INSTRUCTIONS TO FOLLOW →
Copy the listing word for word, starting at its first line and ending at the line that contains "sidebar-item-my-info[interactable]: 我的信息 [174,517,412,586]".

WORKING DATA →
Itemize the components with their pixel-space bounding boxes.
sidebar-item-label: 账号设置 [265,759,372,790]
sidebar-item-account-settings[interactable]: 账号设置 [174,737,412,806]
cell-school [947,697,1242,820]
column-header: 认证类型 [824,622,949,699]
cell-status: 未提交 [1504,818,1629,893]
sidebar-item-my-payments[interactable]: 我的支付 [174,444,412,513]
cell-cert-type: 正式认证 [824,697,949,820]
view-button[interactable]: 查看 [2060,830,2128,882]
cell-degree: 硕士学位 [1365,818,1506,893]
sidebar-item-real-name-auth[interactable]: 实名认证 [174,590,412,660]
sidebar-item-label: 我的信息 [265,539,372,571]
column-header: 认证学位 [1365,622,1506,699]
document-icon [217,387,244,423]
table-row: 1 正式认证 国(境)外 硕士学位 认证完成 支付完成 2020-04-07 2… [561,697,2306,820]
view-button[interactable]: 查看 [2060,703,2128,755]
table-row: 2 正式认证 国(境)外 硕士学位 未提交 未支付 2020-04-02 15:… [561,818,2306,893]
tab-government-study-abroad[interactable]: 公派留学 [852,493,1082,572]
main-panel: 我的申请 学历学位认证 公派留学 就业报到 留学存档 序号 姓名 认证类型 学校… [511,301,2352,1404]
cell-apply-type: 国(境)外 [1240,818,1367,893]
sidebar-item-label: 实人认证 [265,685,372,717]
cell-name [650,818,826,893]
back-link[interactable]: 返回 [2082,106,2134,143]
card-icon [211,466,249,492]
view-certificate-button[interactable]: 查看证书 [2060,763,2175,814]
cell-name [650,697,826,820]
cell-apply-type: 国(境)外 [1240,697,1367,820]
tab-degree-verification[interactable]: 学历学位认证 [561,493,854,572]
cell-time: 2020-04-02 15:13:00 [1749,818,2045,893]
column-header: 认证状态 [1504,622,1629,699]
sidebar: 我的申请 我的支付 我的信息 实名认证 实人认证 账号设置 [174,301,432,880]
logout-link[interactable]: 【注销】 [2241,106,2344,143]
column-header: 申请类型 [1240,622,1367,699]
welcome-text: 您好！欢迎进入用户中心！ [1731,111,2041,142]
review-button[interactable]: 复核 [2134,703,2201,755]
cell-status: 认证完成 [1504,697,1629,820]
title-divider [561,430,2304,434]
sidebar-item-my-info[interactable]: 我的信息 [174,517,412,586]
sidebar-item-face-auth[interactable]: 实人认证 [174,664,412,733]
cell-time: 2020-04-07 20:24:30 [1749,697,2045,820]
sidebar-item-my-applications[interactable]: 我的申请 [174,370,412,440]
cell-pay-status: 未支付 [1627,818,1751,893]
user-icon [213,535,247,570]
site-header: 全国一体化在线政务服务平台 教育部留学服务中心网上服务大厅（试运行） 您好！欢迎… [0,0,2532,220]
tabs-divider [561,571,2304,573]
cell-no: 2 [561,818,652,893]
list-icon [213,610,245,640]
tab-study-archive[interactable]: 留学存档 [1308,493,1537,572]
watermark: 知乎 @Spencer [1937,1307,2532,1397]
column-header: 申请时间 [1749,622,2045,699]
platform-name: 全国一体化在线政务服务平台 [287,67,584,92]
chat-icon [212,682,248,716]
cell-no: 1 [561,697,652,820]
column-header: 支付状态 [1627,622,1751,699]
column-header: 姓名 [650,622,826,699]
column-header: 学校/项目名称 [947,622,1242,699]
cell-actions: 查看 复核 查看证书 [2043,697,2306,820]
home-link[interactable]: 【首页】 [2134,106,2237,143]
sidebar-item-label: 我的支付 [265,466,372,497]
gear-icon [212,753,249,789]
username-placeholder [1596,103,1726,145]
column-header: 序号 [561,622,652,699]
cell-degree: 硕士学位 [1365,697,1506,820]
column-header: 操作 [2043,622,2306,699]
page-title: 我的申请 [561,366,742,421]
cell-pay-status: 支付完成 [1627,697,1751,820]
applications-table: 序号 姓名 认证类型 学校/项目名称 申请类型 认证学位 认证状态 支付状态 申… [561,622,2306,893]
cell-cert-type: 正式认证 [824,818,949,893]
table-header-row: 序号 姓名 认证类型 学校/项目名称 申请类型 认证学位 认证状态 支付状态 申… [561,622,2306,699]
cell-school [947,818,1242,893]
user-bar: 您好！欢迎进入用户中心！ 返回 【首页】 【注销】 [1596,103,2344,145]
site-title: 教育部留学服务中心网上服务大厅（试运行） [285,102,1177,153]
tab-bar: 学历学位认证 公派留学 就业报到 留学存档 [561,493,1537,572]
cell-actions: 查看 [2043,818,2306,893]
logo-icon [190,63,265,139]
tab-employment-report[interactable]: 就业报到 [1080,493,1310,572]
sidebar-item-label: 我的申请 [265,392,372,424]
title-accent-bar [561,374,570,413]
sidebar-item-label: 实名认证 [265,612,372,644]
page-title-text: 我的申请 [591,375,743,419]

SOLUTION BELOW →
Itemize the components with their pixel-space bounding boxes.
sidebar-item-label: 账号设置 [265,759,372,790]
sidebar-item-account-settings[interactable]: 账号设置 [174,737,412,806]
cell-school [947,697,1242,820]
column-header: 认证类型 [824,622,949,699]
cell-status: 未提交 [1504,818,1629,893]
sidebar-item-my-payments[interactable]: 我的支付 [174,444,412,513]
cell-cert-type: 正式认证 [824,697,949,820]
view-button[interactable]: 查看 [2060,830,2128,882]
cell-degree: 硕士学位 [1365,818,1506,893]
sidebar-item-real-name-auth[interactable]: 实名认证 [174,590,412,660]
sidebar-item-label: 我的信息 [265,539,372,571]
column-header: 认证学位 [1365,622,1506,699]
document-icon [217,387,244,423]
table-row: 1 正式认证 国(境)外 硕士学位 认证完成 支付完成 2020-04-07 2… [561,697,2306,820]
view-button[interactable]: 查看 [2060,703,2128,755]
table-row: 2 正式认证 国(境)外 硕士学位 未提交 未支付 2020-04-02 15:… [561,818,2306,893]
tab-government-study-abroad[interactable]: 公派留学 [852,493,1082,572]
main-panel: 我的申请 学历学位认证 公派留学 就业报到 留学存档 序号 姓名 认证类型 学校… [511,301,2352,1404]
cell-apply-type: 国(境)外 [1240,818,1367,893]
sidebar-item-label: 实人认证 [265,685,372,717]
cell-name [650,818,826,893]
back-link[interactable]: 返回 [2082,106,2134,143]
card-icon [211,466,249,492]
view-certificate-button[interactable]: 查看证书 [2060,763,2175,814]
cell-name [650,697,826,820]
cell-apply-type: 国(境)外 [1240,697,1367,820]
tab-degree-verification[interactable]: 学历学位认证 [561,493,854,572]
cell-time: 2020-04-02 15:13:00 [1749,818,2045,893]
column-header: 认证状态 [1504,622,1629,699]
sidebar: 我的申请 我的支付 我的信息 实名认证 实人认证 账号设置 [174,301,432,880]
logout-link[interactable]: 【注销】 [2241,106,2344,143]
column-header: 申请类型 [1240,622,1367,699]
welcome-text: 您好！欢迎进入用户中心！ [1731,111,2041,142]
review-button[interactable]: 复核 [2134,703,2201,755]
cell-status: 认证完成 [1504,697,1629,820]
title-divider [561,430,2304,434]
sidebar-item-my-info[interactable]: 我的信息 [174,517,412,586]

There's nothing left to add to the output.